- [SHORT EXERCISE] Search the listing below for the string "color" and copy every line where it occurs.

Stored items

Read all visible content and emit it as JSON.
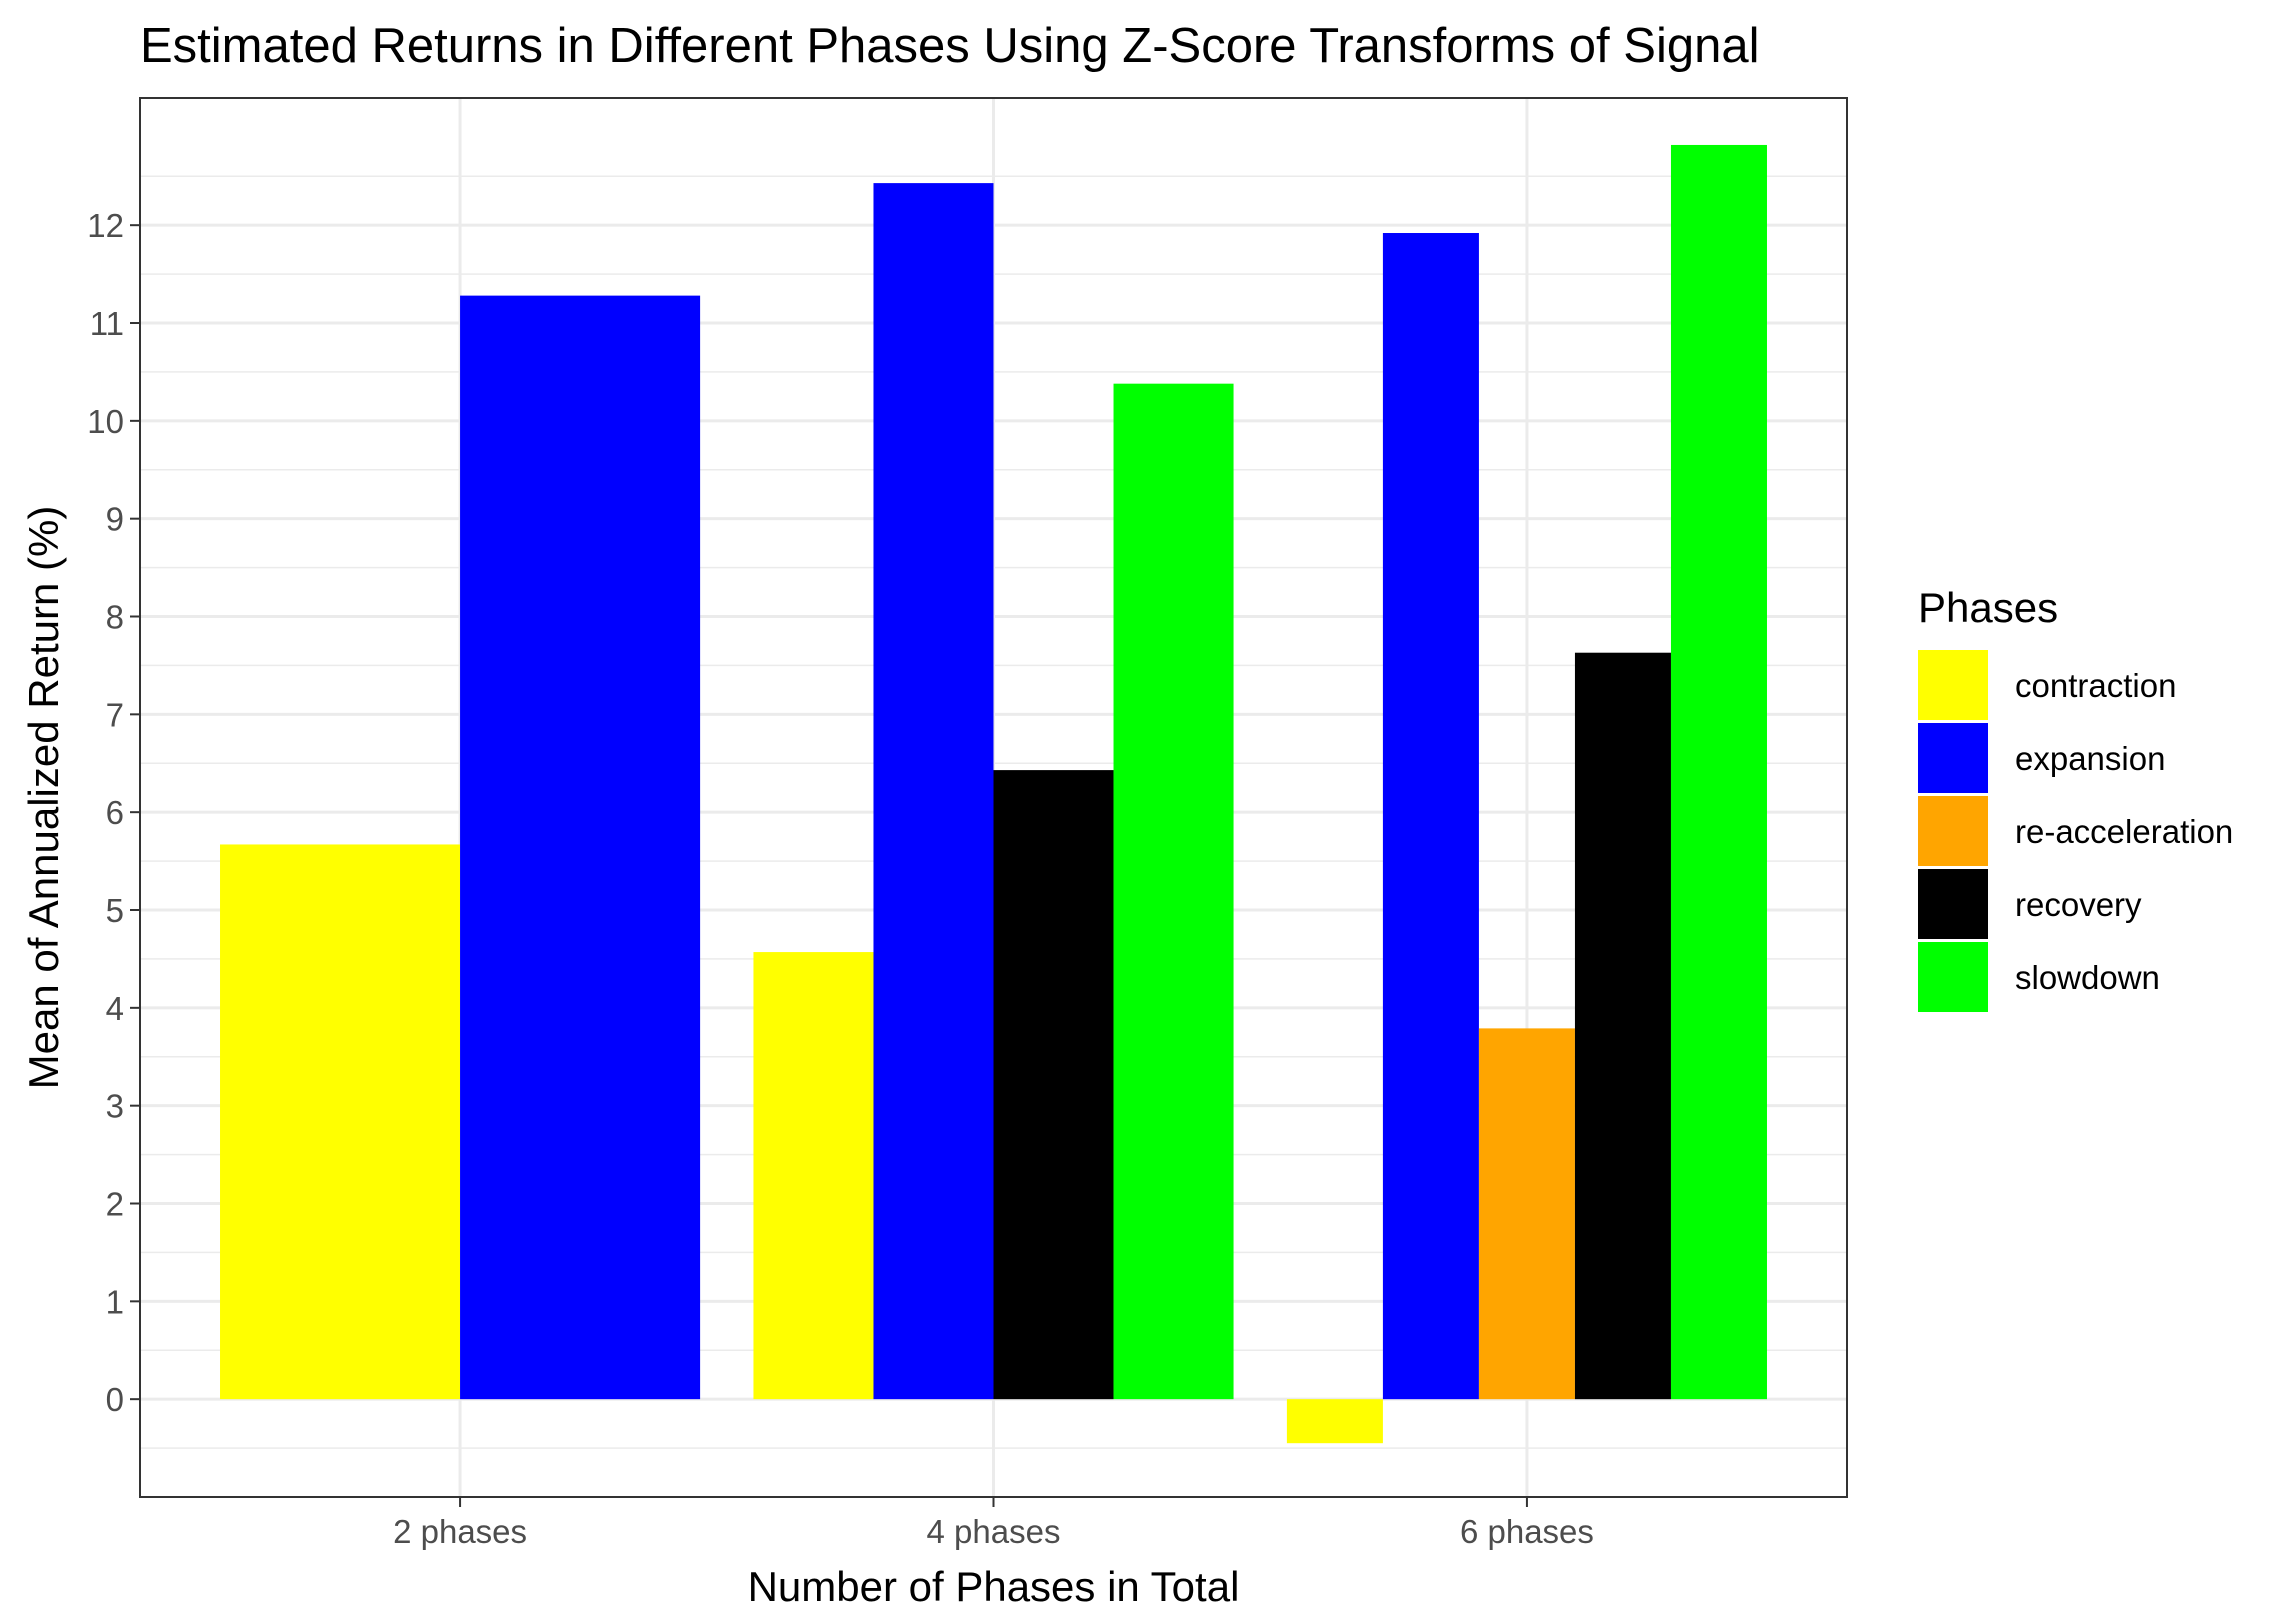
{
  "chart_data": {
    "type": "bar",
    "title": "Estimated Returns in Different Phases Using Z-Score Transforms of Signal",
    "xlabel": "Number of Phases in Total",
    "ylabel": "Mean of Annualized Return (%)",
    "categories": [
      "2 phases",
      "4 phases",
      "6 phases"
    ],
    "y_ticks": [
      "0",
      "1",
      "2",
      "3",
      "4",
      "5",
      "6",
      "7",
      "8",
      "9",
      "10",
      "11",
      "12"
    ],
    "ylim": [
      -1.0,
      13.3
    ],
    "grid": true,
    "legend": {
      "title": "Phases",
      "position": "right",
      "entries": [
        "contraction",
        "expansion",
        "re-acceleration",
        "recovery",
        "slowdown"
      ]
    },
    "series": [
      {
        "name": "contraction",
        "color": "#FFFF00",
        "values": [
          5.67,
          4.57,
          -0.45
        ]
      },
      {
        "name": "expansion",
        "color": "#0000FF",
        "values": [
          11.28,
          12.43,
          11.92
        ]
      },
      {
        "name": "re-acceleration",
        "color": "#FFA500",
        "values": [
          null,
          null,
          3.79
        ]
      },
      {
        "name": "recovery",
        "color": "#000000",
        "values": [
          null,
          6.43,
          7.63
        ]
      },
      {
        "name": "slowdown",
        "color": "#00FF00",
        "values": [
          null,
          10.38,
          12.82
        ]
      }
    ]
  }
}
...
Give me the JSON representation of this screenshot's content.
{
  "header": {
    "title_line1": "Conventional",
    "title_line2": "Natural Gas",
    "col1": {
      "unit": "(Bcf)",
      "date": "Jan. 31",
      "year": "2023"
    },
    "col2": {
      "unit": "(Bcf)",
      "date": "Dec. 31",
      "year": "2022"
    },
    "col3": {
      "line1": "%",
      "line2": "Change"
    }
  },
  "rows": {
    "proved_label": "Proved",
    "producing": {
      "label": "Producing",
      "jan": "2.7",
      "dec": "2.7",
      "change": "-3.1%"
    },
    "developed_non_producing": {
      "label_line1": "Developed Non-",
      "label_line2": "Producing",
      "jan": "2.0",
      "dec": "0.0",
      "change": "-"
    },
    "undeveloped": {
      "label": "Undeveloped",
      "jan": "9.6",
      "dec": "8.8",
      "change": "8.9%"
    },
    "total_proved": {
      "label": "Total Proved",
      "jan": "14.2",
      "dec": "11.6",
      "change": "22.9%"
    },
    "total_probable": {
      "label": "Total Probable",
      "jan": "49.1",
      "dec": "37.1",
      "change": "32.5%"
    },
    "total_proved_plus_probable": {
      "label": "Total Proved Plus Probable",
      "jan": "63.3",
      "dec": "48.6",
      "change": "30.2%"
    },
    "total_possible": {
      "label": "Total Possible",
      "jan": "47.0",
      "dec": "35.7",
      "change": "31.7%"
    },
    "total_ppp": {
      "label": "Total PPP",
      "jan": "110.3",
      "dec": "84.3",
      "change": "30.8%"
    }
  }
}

- [SOLUTION TO THE EXERCISE]
        "color": "#FFFF00",
        "color": "#0000FF",
        "color": "#FFA500",
        "color": "#000000",
        "color": "#00FF00",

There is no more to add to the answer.